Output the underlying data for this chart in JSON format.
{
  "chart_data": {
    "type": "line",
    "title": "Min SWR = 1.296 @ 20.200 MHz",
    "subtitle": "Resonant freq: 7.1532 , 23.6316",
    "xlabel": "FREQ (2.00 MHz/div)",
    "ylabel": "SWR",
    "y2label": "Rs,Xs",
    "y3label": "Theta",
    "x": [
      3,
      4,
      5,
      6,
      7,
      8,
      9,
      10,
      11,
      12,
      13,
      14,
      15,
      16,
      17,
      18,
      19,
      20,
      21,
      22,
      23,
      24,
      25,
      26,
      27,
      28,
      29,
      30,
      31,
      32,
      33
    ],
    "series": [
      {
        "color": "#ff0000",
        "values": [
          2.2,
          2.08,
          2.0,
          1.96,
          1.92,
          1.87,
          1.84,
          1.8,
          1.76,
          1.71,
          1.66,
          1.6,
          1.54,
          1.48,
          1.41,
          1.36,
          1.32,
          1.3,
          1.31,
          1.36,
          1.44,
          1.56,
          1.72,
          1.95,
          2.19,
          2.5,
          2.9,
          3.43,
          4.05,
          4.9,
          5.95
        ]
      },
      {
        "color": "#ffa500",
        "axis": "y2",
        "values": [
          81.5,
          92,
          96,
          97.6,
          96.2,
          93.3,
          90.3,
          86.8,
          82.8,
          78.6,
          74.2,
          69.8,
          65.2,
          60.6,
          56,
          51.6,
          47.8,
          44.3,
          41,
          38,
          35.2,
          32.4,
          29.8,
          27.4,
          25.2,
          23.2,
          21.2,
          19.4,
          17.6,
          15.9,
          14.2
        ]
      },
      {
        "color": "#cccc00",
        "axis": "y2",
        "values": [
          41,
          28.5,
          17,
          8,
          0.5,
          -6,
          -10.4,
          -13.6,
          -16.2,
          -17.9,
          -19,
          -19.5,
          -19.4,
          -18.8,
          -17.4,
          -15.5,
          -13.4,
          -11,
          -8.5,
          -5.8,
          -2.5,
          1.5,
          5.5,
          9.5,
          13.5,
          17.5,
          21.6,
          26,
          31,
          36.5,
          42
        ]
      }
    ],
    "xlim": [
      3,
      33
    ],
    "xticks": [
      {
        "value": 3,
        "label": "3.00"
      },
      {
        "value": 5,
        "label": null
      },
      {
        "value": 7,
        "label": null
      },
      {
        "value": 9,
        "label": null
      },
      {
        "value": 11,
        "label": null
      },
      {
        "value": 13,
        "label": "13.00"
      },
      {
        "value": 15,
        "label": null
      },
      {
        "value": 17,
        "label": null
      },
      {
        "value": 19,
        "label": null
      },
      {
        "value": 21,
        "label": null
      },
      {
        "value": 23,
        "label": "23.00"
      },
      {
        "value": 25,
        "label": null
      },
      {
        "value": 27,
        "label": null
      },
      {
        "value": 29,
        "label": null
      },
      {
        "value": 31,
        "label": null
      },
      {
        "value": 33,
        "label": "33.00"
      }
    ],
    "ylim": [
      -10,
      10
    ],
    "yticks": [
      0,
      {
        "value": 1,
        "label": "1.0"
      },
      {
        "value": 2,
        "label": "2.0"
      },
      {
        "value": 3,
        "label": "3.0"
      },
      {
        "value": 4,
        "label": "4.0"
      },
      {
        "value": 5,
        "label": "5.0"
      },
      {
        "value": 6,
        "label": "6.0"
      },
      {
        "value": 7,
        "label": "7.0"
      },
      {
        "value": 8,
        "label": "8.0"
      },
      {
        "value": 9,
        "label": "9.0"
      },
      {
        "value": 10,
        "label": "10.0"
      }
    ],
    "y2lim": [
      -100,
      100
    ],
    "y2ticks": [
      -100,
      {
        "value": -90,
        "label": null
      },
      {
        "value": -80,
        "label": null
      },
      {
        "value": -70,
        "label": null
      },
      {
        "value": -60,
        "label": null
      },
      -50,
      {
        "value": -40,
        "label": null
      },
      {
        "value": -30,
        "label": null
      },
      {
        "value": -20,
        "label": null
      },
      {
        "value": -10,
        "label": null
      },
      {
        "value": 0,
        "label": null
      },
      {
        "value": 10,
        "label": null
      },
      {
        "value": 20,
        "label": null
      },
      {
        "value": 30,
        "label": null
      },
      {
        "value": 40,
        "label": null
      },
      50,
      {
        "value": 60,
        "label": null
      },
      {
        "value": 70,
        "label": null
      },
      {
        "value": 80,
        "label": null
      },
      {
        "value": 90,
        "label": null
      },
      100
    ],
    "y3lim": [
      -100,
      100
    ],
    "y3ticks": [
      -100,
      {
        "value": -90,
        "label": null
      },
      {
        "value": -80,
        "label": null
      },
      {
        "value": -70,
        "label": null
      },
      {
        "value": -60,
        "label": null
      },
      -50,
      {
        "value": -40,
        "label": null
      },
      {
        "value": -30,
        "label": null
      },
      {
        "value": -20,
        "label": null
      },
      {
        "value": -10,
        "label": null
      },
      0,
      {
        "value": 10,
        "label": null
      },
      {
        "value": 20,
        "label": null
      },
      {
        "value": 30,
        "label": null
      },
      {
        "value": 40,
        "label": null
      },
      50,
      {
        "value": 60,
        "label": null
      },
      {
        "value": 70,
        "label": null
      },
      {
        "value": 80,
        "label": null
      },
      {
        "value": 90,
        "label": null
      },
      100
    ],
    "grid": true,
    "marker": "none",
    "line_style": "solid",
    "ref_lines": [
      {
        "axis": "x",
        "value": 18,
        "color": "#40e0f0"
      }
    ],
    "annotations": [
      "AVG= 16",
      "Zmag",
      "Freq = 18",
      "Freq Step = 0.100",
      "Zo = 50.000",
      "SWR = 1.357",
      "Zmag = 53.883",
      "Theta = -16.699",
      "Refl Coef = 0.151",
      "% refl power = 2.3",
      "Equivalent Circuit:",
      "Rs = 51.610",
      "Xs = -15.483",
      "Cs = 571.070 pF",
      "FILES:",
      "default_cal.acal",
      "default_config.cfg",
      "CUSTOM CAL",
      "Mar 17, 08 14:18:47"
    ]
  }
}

┄┄┄┄┄┄┄┄┄┄┄┄┄┄┄┄┄┄┄┄

» **AIM**:
Search the data above for the string "color" and copy each line that has it.

» **RESULT FOR THIS EXERCISE**:
        "color": "#ff0000",
        "color": "#ffa500",
        "color": "#cccc00",
        "color": "#40e0f0"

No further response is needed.